_STATED TASK_:
Where the data below has the string "this", return the whole line.

Stored dataset items
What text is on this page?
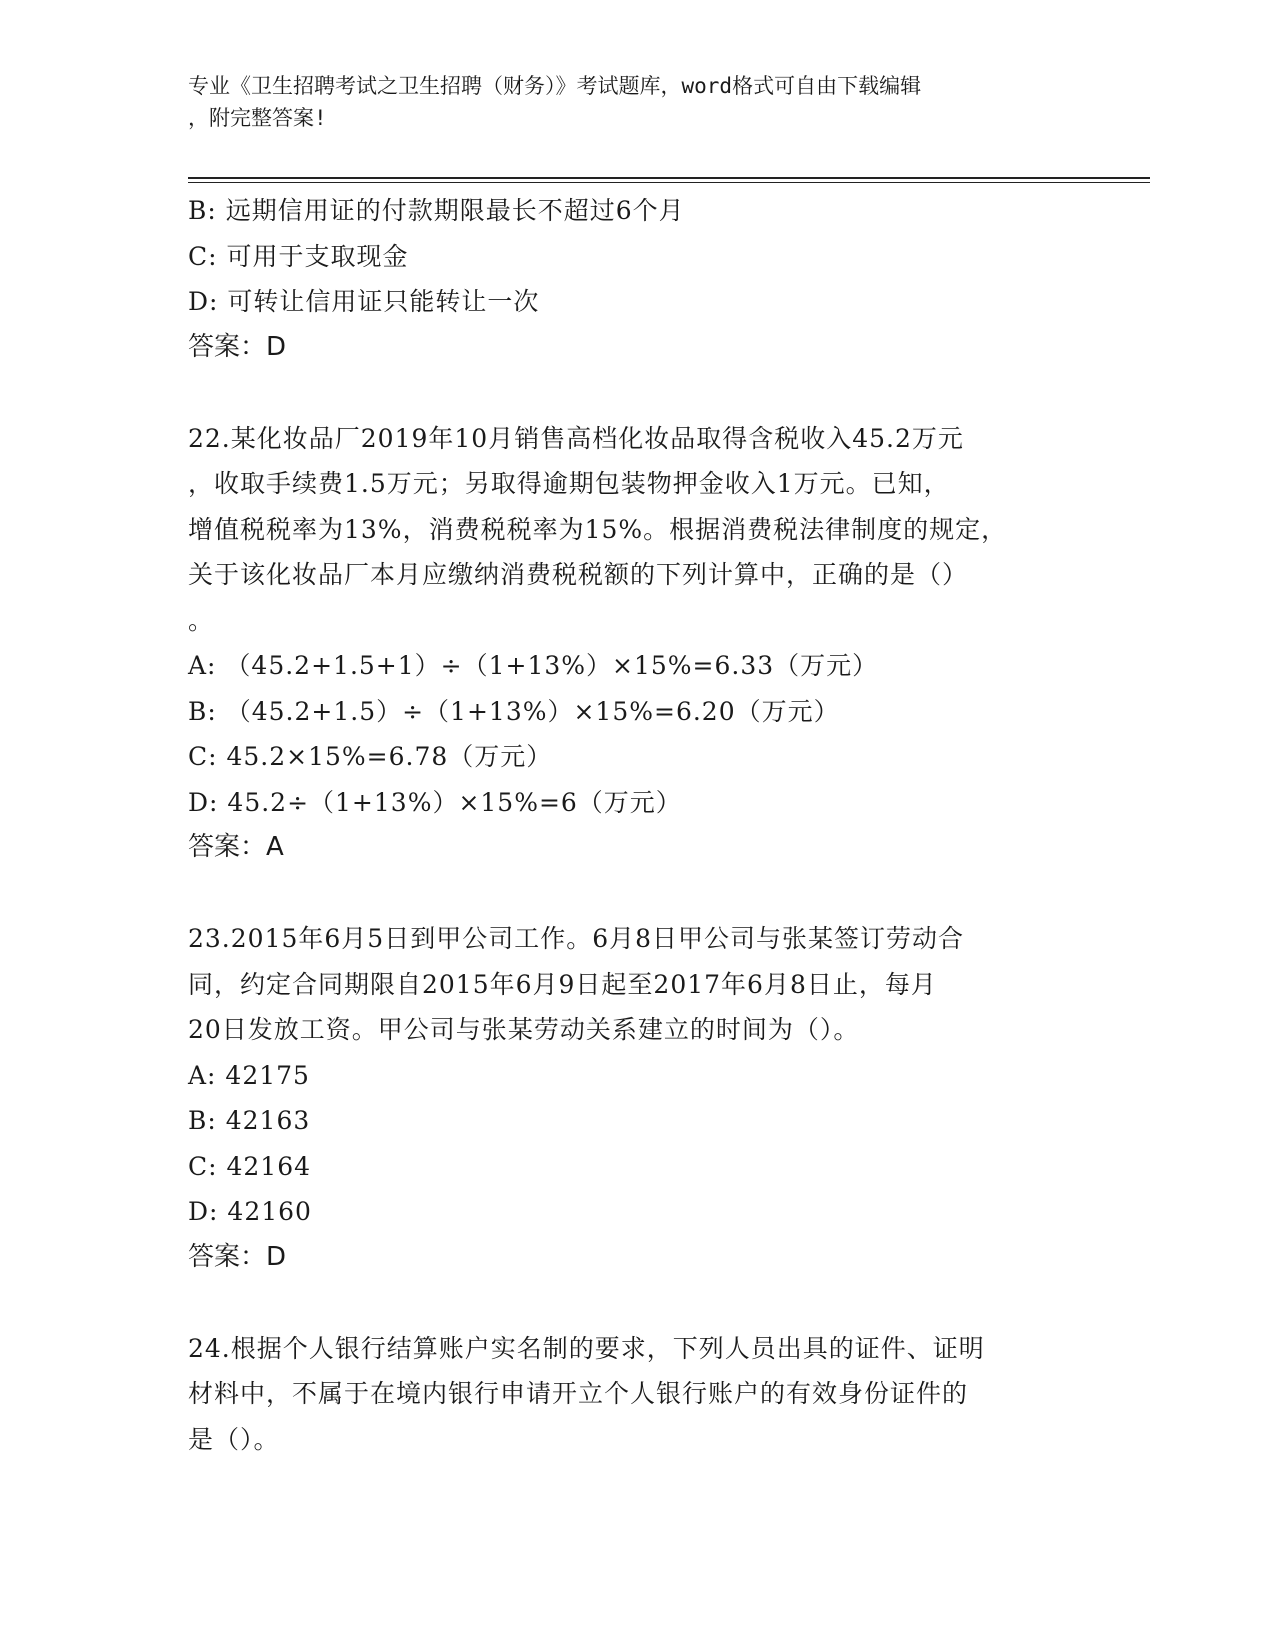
专业《卫生招聘考试之卫生招聘（财务）》考试题库，word格式可自由下载编辑
，附完整答案!
B: 远期信用证的付款期限最长不超过6个月
C: 可用于支取现金
D: 可转让信用证只能转让一次
答案：D
22.某化妆品厂2019年10月销售高档化妆品取得含税收入45.2万元
，收取手续费1.5万元；另取得逾期包装物押金收入1万元。已知，
增值税税率为13%，消费税税率为15%。根据消费税法律制度的规定，
关于该化妆品厂本月应缴纳消费税税额的下列计算中，正确的是（）
。
A: （45.2+1.5+1）÷（1+13%）×15%=6.33（万元）
B: （45.2+1.5）÷（1+13%）×15%=6.20（万元）
C: 45.2×15%=6.78（万元）
D: 45.2÷（1+13%）×15%=6（万元）
答案：A
23.2015年6月5日到甲公司工作。6月8日甲公司与张某签订劳动合
同，约定合同期限自2015年6月9日起至2017年6月8日止，每月
20日发放工资。甲公司与张某劳动关系建立的时间为（）。
A: 42175
B: 42163
C: 42164
D: 42160
答案：D
24.根据个人银行结算账户实名制的要求，下列人员出具的证件、证明
材料中，不属于在境内银行申请开立个人银行账户的有效身份证件的
是（）。
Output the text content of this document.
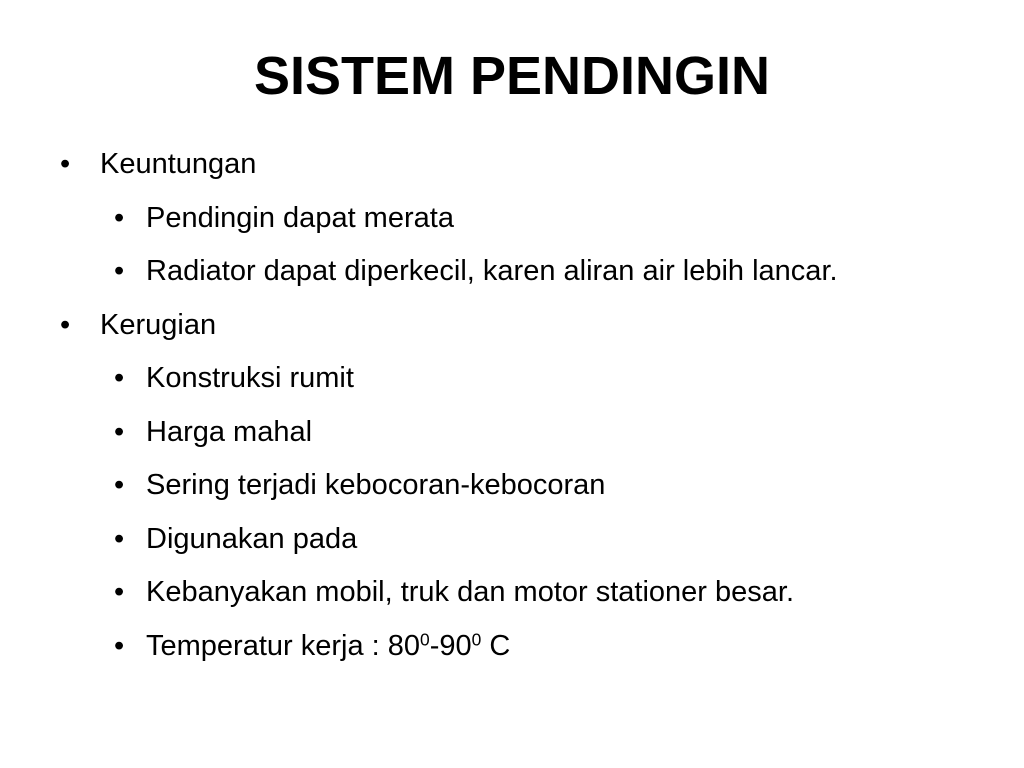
SISTEM PENDINGIN
• Keuntungan
• Pendingin dapat merata
• Radiator dapat diperkecil, karen aliran air lebih lancar.
• Kerugian
• Konstruksi rumit
• Harga mahal
• Sering terjadi kebocoran-kebocoran
• Digunakan pada
• Kebanyakan mobil, truk dan motor stationer besar.
• Temperatur kerja : $80^0-90^0$ C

_TASK ANSWER_:
What text is on this page?
Output the text content of this document.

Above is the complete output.